Request: Read the data and repeat all of it exactly.
====== Excerpted records ======
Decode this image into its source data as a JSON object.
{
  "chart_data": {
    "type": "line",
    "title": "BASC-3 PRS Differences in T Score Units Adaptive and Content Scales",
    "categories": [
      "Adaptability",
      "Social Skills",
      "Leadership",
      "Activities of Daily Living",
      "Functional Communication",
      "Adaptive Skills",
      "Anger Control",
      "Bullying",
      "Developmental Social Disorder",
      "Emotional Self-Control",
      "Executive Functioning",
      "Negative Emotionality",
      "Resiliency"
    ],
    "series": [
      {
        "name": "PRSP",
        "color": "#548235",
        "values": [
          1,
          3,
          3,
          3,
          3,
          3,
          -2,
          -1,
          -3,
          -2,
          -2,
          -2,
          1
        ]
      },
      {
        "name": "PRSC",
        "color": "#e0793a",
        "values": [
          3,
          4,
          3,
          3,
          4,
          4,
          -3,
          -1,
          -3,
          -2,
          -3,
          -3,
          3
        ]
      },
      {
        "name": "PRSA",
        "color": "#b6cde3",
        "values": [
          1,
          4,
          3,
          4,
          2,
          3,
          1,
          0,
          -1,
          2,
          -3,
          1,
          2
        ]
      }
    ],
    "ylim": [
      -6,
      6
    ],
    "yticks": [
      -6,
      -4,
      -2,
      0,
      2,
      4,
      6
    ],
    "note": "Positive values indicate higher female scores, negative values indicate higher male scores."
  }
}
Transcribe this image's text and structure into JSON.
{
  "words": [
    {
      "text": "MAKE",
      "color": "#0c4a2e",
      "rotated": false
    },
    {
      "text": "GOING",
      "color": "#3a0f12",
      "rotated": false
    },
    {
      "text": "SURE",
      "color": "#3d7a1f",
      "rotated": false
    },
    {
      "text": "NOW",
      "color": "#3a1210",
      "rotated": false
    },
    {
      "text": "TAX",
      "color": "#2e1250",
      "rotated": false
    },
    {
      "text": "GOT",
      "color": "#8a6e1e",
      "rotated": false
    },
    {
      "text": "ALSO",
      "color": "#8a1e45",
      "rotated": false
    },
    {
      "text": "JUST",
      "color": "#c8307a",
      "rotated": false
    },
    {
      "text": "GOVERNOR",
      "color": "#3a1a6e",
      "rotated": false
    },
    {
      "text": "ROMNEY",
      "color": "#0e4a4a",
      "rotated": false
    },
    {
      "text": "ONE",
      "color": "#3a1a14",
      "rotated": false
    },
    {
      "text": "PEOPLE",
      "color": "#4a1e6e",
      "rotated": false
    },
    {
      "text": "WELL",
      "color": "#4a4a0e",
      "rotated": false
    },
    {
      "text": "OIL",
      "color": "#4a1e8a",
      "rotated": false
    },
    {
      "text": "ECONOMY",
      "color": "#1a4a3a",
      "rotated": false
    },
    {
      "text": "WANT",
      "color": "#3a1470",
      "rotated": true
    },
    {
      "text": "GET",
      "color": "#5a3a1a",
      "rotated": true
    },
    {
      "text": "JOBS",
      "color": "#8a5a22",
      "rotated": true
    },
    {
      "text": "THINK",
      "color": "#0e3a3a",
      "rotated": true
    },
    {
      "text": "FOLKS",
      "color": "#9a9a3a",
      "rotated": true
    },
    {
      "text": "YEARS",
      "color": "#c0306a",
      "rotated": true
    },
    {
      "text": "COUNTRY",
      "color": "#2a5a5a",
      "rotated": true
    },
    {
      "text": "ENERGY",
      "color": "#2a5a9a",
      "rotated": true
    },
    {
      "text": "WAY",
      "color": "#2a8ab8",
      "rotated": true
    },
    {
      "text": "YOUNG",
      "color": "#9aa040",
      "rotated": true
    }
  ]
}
======
The completed task:
Decode this image into its source data as a JSON object.
{
  "chart_data": {
    "type": "line",
    "title": "BASC-3 PRS Differences in T Score Units Adaptive and Content Scales",
    "categories": [
      "Adaptability",
      "Social Skills",
      "Leadership",
      "Activities of Daily Living",
      "Functional Communication",
      "Adaptive Skills",
      "Anger Control",
      "Bullying",
      "Developmental Social Disorder",
      "Emotional Self-Control",
      "Executive Functioning",
      "Negative Emotionality",
      "Resiliency"
    ],
    "series": [
      {
        "name": "PRSP",
        "color": "#548235",
        "values": [
          1,
          3,
          3,
          3,
          3,
          3,
          -2,
          -1,
          -3,
          -2,
          -2,
          -2,
          1
        ]
      },
      {
        "name": "PRSC",
        "color": "#e0793a",
        "values": [
          3,
          4,
          3,
          3,
          4,
          4,
          -3,
          -1,
          -3,
          -2,
          -3,
          -3,
          3
        ]
      },
      {
        "name": "PRSA",
        "color": "#b6cde3",
        "values": [
          1,
          4,
          3,
          4,
          2,
          3,
          1,
          0,
          -1,
          2,
          -3,
          1,
          2
        ]
      }
    ],
    "ylim": [
      -6,
      6
    ],
    "yticks": [
      -6,
      -4,
      -2,
      0,
      2,
      4,
      6
    ],
    "note": "Positive values indicate higher female scores, negative values indicate higher male scores."
  }
}
Transcribe this image's text and structure into JSON.
{
  "words": [
    {
      "text": "MAKE",
      "color": "#0c4a2e",
      "rotated": false
    },
    {
      "text": "GOING",
      "color": "#3a0f12",
      "rotated": false
    },
    {
      "text": "SURE",
      "color": "#3d7a1f",
      "rotated": false
    },
    {
      "text": "NOW",
      "color": "#3a1210",
      "rotated": false
    },
    {
      "text": "TAX",
      "color": "#2e1250",
      "rotated": false
    },
    {
      "text": "GOT",
      "color": "#8a6e1e",
      "rotated": false
    },
    {
      "text": "ALSO",
      "color": "#8a1e45",
      "rotated": false
    },
    {
      "text": "JUST",
      "color": "#c8307a",
      "rotated": false
    },
    {
      "text": "GOVERNOR",
      "color": "#3a1a6e",
      "rotated": false
    },
    {
      "text": "ROMNEY",
      "color": "#0e4a4a",
      "rotated": false
    },
    {
      "text": "ONE",
      "color": "#3a1a14",
      "rotated": false
    },
    {
      "text": "PEOPLE",
      "color": "#4a1e6e",
      "rotated": false
    },
    {
      "text": "WELL",
      "color": "#4a4a0e",
      "rotated": false
    },
    {
      "text": "OIL",
      "color": "#4a1e8a",
      "rotated": false
    },
    {
      "text": "ECONOMY",
      "color": "#1a4a3a",
      "rotated": false
    },
    {
      "text": "WANT",
      "color": "#3a1470",
      "rotated": true
    },
    {
      "text": "GET",
      "color": "#5a3a1a",
      "rotated": true
    },
    {
      "text": "JOBS",
      "color": "#8a5a22",
      "rotated": true
    },
    {
      "text": "THINK",
      "color": "#0e3a3a",
      "rotated": true
    },
    {
      "text": "FOLKS",
      "color": "#9a9a3a",
      "rotated": true
    },
    {
      "text": "YEARS",
      "color": "#c0306a",
      "rotated": true
    },
    {
      "text": "COUNTRY",
      "color": "#2a5a5a",
      "rotated": true
    },
    {
      "text": "ENERGY",
      "color": "#2a5a9a",
      "rotated": true
    },
    {
      "text": "WAY",
      "color": "#2a8ab8",
      "rotated": true
    },
    {
      "text": "YOUNG",
      "color": "#9aa040",
      "rotated": true
    }
  ]
}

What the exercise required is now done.